::: DATA SECTION
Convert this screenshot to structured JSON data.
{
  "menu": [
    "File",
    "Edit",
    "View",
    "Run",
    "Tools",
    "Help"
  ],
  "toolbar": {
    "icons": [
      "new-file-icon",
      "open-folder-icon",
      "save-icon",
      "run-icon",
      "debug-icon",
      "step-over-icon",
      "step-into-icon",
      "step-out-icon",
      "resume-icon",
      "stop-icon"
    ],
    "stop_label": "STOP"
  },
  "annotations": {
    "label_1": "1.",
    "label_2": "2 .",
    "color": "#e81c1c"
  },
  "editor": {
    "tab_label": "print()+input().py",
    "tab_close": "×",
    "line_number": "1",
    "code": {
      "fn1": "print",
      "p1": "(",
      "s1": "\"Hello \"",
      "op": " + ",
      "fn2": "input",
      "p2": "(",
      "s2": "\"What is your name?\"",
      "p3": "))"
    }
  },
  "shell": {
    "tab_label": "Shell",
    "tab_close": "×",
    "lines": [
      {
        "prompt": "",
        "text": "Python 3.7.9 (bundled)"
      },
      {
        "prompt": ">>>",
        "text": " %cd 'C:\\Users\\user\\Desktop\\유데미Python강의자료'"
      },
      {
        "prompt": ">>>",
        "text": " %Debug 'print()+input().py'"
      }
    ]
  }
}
::::::
[DIRECTIONS FOR THIS TASK] Track down every line holding the string "step" and copy it.

[FULL SOLUTION]
      "step-over-icon",
      "step-into-icon",
      "step-out-icon",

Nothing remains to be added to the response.